(Items from a dataset)
[start]

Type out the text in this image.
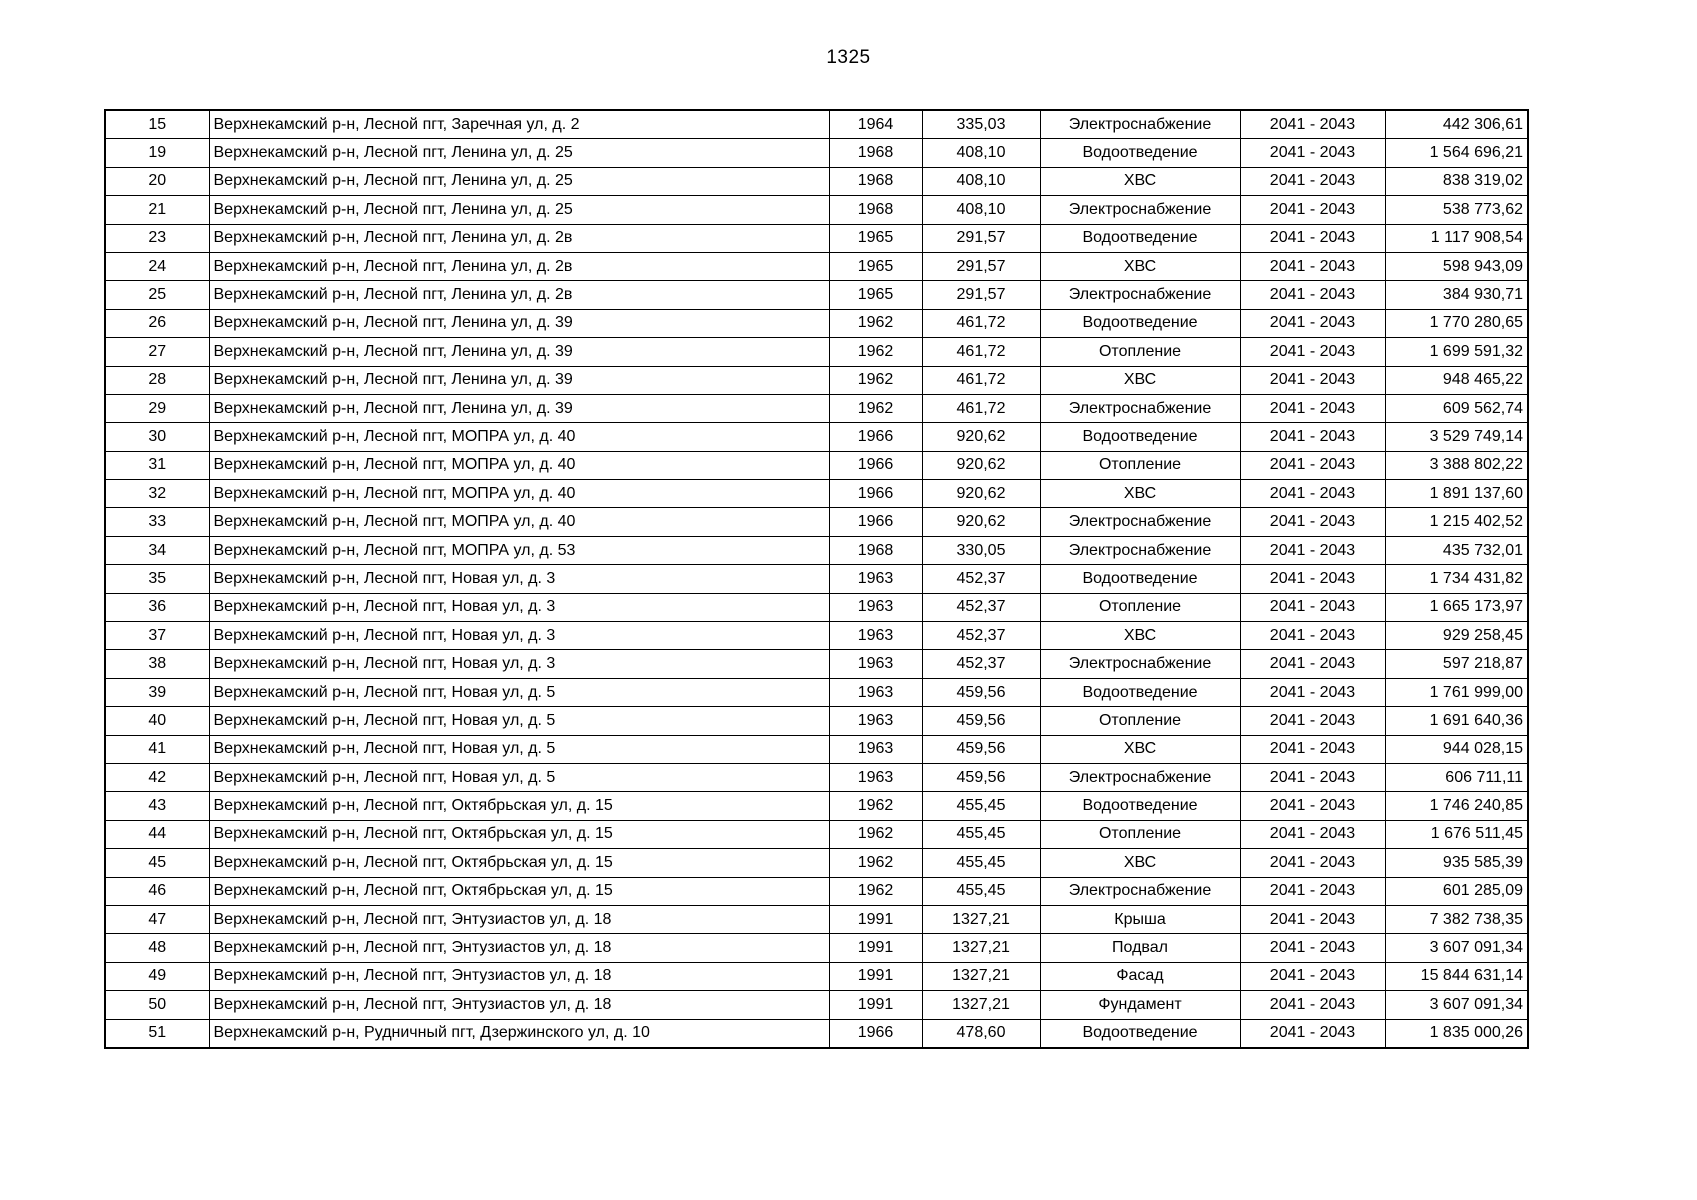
1325
15	Верхнекамский р-н, Лесной пгт, Заречная ул, д. 2	1964	335,03	Электроснабжение	2041 - 2043	442 306,61
19	Верхнекамский р-н, Лесной пгт, Ленина ул, д. 25	1968	408,10	Водоотведение	2041 - 2043	1 564 696,21
20	Верхнекамский р-н, Лесной пгт, Ленина ул, д. 25	1968	408,10	ХВС	2041 - 2043	838 319,02
21	Верхнекамский р-н, Лесной пгт, Ленина ул, д. 25	1968	408,10	Электроснабжение	2041 - 2043	538 773,62
23	Верхнекамский р-н, Лесной пгт, Ленина ул, д. 2в	1965	291,57	Водоотведение	2041 - 2043	1 117 908,54
24	Верхнекамский р-н, Лесной пгт, Ленина ул, д. 2в	1965	291,57	ХВС	2041 - 2043	598 943,09
25	Верхнекамский р-н, Лесной пгт, Ленина ул, д. 2в	1965	291,57	Электроснабжение	2041 - 2043	384 930,71
26	Верхнекамский р-н, Лесной пгт, Ленина ул, д. 39	1962	461,72	Водоотведение	2041 - 2043	1 770 280,65
27	Верхнекамский р-н, Лесной пгт, Ленина ул, д. 39	1962	461,72	Отопление	2041 - 2043	1 699 591,32
28	Верхнекамский р-н, Лесной пгт, Ленина ул, д. 39	1962	461,72	ХВС	2041 - 2043	948 465,22
29	Верхнекамский р-н, Лесной пгт, Ленина ул, д. 39	1962	461,72	Электроснабжение	2041 - 2043	609 562,74
30	Верхнекамский р-н, Лесной пгт, МОПРА ул, д. 40	1966	920,62	Водоотведение	2041 - 2043	3 529 749,14
31	Верхнекамский р-н, Лесной пгт, МОПРА ул, д. 40	1966	920,62	Отопление	2041 - 2043	3 388 802,22
32	Верхнекамский р-н, Лесной пгт, МОПРА ул, д. 40	1966	920,62	ХВС	2041 - 2043	1 891 137,60
33	Верхнекамский р-н, Лесной пгт, МОПРА ул, д. 40	1966	920,62	Электроснабжение	2041 - 2043	1 215 402,52
34	Верхнекамский р-н, Лесной пгт, МОПРА ул, д. 53	1968	330,05	Электроснабжение	2041 - 2043	435 732,01
35	Верхнекамский р-н, Лесной пгт, Новая ул, д. 3	1963	452,37	Водоотведение	2041 - 2043	1 734 431,82
36	Верхнекамский р-н, Лесной пгт, Новая ул, д. 3	1963	452,37	Отопление	2041 - 2043	1 665 173,97
37	Верхнекамский р-н, Лесной пгт, Новая ул, д. 3	1963	452,37	ХВС	2041 - 2043	929 258,45
38	Верхнекамский р-н, Лесной пгт, Новая ул, д. 3	1963	452,37	Электроснабжение	2041 - 2043	597 218,87
39	Верхнекамский р-н, Лесной пгт, Новая ул, д. 5	1963	459,56	Водоотведение	2041 - 2043	1 761 999,00
40	Верхнекамский р-н, Лесной пгт, Новая ул, д. 5	1963	459,56	Отопление	2041 - 2043	1 691 640,36
41	Верхнекамский р-н, Лесной пгт, Новая ул, д. 5	1963	459,56	ХВС	2041 - 2043	944 028,15
42	Верхнекамский р-н, Лесной пгт, Новая ул, д. 5	1963	459,56	Электроснабжение	2041 - 2043	606 711,11
43	Верхнекамский р-н, Лесной пгт, Октябрьская ул, д. 15	1962	455,45	Водоотведение	2041 - 2043	1 746 240,85
44	Верхнекамский р-н, Лесной пгт, Октябрьская ул, д. 15	1962	455,45	Отопление	2041 - 2043	1 676 511,45
45	Верхнекамский р-н, Лесной пгт, Октябрьская ул, д. 15	1962	455,45	ХВС	2041 - 2043	935 585,39
46	Верхнекамский р-н, Лесной пгт, Октябрьская ул, д. 15	1962	455,45	Электроснабжение	2041 - 2043	601 285,09
47	Верхнекамский р-н, Лесной пгт, Энтузиастов ул, д. 18	1991	1327,21	Крыша	2041 - 2043	7 382 738,35
48	Верхнекамский р-н, Лесной пгт, Энтузиастов ул, д. 18	1991	1327,21	Подвал	2041 - 2043	3 607 091,34
49	Верхнекамский р-н, Лесной пгт, Энтузиастов ул, д. 18	1991	1327,21	Фасад	2041 - 2043	15 844 631,14
50	Верхнекамский р-н, Лесной пгт, Энтузиастов ул, д. 18	1991	1327,21	Фундамент	2041 - 2043	3 607 091,34
51	Верхнекамский р-н, Рудничный пгт, Дзержинского ул, д. 10	1966	478,60	Водоотведение	2041 - 2043	1 835 000,26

[end]

Find every line with "Ленина" in the listing and state how many there are, nothing else.

10